-- TASKS AND EXERCISES --
(a) In the blog post about living with mental illness and treatment, which book of the Harry Potter series is the writer currently reading?
(b) Please go on with the blog post about living with mental illness and treatment, starting after its final sentence.

Wednesday, April 11, 2018

walk into the jaws of hell (sit down, stand up)

Wednesday, 04/11/18, 12:37pm, 8:45pm

Oi. You know, I've thought seriously about writing several times over the last few weeks, and then I've either gotten too busy with kids or changed my mind about wanting to write or I've gotten into a really sucky junky crappy mood. We've had some really good visitors this past month, close friends, but that also can make for a bit more stress. Cuz I put extra things on my shoulders like I really need to keep the house clean/straightened up/whatever. We had spring break in there too, 2 separate trips to Winter Park for some skiing, so it's been a bit busy. On Saturday during the second week of spring break, Nasser convinced me to start up reading the Harry Potter series, yet again, since that seems to have a big influence on making me feel better. So I'm currently in the 5th book, and it's definitely helping a lot.

On a separate note, I gotta complain a second about the people out there who are ridiculously awkward when it comes to mental illness, and they pretend like my illness and treatment don't exist, and even sometimes pretend like I don't exist. It sucks. I do extremely hate how mental illness is treated as compared to "normal" illnesses. And yes, I get how it's improved so so much since many years ago, but it still has so far to go. I hate feeling like I said completely the wrong thing when I simply mention the word "treatment".

But then it's not like that's everyone. Most definitely not. And I so appreciate the people who aren't that. The people who actually ask how things are going with treatment. Those people who really show they care. My neighbor who walked over after catching me to actually ask how treatment is going. My nurse at treatment on Monday (although all the nurses show they care every time) who actually asked me how my blog is going. My aunt who asked my dad how I'm doing since I haven't written in awhile. My friends who message or call outta the blue to ask how I'm doing. My husband who does almost everything for me to keep up this huge huge support. Even though I have this big part of me who knows I'm supposed to focus so much on "getting better" (whatever that phrase actually means...), I have this massive guilt feeling about accepting so much help from so many others. And then I work really hard to fight that guilt, but then often feel like I have nothing left to work on the "getting better" part.

I am working on getting better though. As always.

We are slowly spreading out the treatments. I had a treatment this Monday, and the next one isn't for 3 weeks. I started up a yoga thing- it's a 30 day thing through Amazon, and I'm on day 8 for tomorrow, even though I started 2 Sundays ago. I have had to skip days here and there though. I'm hoping that this blog post today can get me a little more into the practice again. I'm reading often to avoid thinking about those things that tear me apart. I of course keep going to therapy every week. As always, I take my meds regularly every evening. My doctor at treatment on Monday said that this mood stabilizer (the one I'm finally at the right dose for) may actually take several months to truly get the full affect.

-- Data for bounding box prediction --
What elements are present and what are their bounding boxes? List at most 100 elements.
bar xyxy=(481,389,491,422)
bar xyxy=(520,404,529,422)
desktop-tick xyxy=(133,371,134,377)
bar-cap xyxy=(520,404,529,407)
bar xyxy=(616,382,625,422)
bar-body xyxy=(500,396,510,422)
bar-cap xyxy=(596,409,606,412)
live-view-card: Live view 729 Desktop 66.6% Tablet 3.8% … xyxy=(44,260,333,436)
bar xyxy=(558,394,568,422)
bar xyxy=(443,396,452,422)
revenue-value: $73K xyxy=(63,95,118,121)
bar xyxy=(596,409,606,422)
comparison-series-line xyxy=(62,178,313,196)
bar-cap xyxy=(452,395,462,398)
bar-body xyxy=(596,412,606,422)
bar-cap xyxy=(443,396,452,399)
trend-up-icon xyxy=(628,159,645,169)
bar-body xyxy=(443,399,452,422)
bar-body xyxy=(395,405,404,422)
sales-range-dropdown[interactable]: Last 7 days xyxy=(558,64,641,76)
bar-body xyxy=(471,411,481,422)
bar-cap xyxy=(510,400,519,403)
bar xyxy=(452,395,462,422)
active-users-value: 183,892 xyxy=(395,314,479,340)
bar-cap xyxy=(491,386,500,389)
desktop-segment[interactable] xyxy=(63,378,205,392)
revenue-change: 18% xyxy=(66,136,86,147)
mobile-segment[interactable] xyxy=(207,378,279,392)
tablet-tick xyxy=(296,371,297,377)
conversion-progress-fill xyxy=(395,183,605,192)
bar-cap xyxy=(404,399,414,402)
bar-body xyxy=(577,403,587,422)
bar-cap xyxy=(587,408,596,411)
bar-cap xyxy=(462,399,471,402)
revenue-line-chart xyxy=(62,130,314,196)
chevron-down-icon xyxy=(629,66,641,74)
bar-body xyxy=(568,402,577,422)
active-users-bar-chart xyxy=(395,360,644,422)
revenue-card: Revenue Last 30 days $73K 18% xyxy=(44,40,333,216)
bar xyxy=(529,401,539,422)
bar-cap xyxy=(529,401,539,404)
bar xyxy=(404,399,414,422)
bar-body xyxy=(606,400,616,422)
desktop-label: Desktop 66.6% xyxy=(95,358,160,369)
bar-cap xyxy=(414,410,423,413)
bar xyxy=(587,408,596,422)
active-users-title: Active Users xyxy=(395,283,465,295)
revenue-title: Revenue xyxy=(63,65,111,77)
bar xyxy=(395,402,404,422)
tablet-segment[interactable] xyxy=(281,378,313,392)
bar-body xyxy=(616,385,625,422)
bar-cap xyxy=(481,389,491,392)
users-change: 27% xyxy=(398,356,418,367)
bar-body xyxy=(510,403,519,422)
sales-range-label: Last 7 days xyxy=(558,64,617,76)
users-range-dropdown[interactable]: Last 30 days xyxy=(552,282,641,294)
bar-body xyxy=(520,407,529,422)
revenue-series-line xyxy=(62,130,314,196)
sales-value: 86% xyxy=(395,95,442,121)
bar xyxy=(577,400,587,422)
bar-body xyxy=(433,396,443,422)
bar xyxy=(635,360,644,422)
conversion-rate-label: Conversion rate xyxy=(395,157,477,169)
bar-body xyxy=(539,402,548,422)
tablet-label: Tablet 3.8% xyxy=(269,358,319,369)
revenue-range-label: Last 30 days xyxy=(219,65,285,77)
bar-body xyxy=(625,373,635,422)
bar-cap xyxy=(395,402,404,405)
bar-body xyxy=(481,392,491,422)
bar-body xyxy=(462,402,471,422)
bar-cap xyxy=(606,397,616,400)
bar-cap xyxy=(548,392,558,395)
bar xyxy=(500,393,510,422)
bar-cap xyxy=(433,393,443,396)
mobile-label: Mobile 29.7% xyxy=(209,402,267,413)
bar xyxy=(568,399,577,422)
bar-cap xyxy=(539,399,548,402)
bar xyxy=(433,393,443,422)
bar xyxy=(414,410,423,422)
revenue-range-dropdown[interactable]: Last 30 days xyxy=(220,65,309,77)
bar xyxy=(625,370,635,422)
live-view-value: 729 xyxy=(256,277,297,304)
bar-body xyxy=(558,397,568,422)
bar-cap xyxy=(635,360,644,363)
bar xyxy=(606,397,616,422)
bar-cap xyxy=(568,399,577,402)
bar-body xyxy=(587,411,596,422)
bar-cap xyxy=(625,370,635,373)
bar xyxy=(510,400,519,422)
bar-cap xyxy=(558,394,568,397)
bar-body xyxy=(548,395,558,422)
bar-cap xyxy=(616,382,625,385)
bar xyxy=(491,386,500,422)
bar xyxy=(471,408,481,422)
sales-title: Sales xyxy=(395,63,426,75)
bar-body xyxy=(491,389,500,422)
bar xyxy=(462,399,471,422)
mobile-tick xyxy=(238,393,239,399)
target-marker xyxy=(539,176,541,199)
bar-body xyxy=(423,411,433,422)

-- ANSWERS BY ITEM NUMBER --
(a) The 5th book.

(b)
So, in general though, in this past month, since last I wrote, it's been, well, lots of ups and downs. Nasser and the doctor think that I keep improving. Little things, like the fact that my bigger stretch of down wasn't at the end of my break between treatments. It was in the middle and I improved before going in for the next treatment. And in general, I'm learning some how to improve from the crashes. At least partially, and I do have a method of getting to sleep early and taking my anti-anxiety/sleeping med when needed in order to have a better fighting chance for the next day. I have this method of reading Harry Potter in order to distract myself from the bad feelings. It's, just, hard. A lot. It's hard having a crash and feeling like there's no improvement, like ever. It's hard feeling like I'm just a really crappy person and shouldn't exist. It's hard feeling like I'm a burden on everyone around me. And it's hard to recognize that perhaps those feelings are becoming less often, because when they do show up, they're just, all-consuming.

And even looking at a day like today. It's not necessarily a good day, or a bad day. I suppose today would be called "meh" using my daily mood tracking app descriptions. I was able to do yoga, take a shower, feed myself, read some. But I'm feeling cruddy enough to have very little motivation to really do much. And I feel like I shouldn't complain since it's not like I feel horrid today. Oi. Again, oi.

I guess I don't really have much else to say today. Apologies for just being all over the place today and perhaps not having a real "point" or "purpose" to this blog post. That happens though, I suppose.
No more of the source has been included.